OBJECTIVE: Give the total number of lines with the word "text" in them, and no other words.

[DATASET EXCERPTS start]

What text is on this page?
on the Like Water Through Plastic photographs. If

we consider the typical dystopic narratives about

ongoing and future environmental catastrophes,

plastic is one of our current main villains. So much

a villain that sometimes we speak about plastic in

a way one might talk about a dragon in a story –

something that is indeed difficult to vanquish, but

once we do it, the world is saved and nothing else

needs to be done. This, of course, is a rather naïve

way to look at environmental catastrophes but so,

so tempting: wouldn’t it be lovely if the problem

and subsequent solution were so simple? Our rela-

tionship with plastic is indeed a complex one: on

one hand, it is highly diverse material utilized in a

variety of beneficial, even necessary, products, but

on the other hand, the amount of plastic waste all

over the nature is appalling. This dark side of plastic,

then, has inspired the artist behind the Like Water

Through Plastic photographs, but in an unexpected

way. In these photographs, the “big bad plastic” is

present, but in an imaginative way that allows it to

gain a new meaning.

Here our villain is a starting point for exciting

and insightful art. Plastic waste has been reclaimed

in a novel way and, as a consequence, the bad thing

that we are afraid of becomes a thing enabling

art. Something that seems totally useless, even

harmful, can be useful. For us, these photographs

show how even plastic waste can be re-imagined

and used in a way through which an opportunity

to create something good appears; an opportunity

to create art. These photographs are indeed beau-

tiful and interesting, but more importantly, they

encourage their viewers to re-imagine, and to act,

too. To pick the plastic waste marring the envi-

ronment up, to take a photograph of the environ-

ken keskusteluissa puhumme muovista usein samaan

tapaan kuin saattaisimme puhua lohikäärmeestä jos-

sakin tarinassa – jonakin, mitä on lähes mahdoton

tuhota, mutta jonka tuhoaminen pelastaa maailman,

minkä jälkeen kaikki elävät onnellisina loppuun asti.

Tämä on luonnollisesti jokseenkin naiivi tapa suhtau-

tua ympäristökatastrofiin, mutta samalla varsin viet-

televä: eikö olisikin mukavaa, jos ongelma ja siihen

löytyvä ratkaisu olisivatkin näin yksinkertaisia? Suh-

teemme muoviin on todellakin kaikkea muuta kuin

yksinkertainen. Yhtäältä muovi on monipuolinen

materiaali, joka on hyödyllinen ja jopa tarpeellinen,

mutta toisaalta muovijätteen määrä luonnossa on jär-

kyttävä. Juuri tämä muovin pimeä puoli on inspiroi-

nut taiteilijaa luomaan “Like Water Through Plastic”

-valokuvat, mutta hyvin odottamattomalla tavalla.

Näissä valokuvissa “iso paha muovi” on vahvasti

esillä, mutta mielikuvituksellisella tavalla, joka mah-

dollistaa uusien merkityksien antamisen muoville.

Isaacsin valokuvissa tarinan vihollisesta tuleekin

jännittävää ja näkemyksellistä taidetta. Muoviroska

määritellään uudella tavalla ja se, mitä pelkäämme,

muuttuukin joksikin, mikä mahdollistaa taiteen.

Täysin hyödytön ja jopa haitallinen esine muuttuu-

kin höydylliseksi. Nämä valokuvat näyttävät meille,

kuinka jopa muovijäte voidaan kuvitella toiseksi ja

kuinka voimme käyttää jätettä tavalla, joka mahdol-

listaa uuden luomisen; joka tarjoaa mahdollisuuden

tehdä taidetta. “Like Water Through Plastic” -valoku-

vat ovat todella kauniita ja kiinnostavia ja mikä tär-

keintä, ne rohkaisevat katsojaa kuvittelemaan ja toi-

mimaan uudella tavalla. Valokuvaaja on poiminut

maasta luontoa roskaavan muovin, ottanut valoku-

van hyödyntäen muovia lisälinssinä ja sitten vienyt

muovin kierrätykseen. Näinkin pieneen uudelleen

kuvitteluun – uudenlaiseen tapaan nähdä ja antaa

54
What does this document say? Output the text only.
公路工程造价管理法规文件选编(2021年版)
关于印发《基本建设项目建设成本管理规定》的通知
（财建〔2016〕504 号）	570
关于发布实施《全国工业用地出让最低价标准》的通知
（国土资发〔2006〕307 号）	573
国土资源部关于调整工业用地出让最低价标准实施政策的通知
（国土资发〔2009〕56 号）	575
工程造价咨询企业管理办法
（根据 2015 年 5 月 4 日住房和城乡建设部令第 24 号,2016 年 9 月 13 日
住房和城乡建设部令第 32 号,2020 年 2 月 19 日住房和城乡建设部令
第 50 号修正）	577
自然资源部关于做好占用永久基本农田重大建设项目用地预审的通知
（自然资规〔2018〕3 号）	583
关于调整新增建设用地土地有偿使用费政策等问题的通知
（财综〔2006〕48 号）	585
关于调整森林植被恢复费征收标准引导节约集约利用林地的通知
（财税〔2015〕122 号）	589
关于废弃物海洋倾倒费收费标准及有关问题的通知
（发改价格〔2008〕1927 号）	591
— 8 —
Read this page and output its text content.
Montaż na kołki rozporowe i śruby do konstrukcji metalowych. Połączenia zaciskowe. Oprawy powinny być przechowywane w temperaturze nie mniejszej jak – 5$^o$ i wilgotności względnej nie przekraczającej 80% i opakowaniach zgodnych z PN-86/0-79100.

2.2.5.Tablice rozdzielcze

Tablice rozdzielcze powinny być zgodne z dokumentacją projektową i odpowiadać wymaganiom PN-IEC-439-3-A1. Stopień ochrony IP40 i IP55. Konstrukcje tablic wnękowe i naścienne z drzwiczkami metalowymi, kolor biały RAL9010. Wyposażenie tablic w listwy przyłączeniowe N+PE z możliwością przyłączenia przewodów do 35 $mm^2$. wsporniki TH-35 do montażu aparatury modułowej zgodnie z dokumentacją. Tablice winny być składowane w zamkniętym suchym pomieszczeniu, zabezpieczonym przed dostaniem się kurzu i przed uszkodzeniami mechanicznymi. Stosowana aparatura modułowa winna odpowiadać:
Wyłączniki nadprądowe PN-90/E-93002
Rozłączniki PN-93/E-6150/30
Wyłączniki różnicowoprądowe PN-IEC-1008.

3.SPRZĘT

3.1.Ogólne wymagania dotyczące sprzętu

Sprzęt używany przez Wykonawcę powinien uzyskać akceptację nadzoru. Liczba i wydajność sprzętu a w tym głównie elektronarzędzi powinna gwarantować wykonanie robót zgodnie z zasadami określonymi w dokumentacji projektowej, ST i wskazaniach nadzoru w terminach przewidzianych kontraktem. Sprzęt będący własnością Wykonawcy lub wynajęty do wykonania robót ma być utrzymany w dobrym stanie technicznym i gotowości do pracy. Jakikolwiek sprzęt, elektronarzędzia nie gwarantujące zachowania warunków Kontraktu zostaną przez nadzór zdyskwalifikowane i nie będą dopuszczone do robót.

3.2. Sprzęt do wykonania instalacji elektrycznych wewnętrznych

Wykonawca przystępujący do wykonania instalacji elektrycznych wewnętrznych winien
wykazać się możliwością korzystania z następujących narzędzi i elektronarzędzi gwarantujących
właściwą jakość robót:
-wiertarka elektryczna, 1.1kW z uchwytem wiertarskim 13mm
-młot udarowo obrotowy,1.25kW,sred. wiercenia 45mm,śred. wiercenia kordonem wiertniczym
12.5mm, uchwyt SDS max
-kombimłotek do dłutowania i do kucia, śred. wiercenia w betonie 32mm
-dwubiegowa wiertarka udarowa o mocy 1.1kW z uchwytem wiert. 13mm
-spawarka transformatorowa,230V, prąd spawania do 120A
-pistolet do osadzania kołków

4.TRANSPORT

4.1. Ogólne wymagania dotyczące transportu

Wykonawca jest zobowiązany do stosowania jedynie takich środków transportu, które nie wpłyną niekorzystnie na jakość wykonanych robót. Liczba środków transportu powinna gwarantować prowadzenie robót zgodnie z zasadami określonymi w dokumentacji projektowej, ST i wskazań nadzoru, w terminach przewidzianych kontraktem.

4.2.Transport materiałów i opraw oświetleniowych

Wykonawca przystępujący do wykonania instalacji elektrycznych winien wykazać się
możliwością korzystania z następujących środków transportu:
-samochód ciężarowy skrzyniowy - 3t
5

[DATASET EXCERPTS end]

WRITTEN ANSWER: 3